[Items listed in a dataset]
####

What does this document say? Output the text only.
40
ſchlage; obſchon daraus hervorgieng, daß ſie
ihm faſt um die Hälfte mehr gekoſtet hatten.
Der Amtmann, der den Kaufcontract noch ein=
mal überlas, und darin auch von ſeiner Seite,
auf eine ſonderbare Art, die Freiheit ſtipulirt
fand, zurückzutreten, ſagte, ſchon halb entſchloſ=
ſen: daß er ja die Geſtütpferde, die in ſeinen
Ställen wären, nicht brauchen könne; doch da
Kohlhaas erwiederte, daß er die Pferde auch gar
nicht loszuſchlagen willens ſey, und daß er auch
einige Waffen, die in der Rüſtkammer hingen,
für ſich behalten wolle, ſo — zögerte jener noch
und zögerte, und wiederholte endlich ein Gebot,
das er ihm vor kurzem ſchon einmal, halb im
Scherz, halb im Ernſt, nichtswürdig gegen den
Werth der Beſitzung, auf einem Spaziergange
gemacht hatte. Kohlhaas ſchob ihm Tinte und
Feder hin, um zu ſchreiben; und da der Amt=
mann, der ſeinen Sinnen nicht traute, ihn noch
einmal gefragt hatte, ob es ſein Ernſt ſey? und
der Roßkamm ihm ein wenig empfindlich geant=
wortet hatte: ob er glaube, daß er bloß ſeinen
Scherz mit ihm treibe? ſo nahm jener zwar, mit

####

**Task prompt**.
Copy out each line of the data where the string "zögerte" appears.

**Answer to this task**.
für ſich behalten wolle, ſo — zögerte jener noch
und zögerte, und wiederholte endlich ein Gebot,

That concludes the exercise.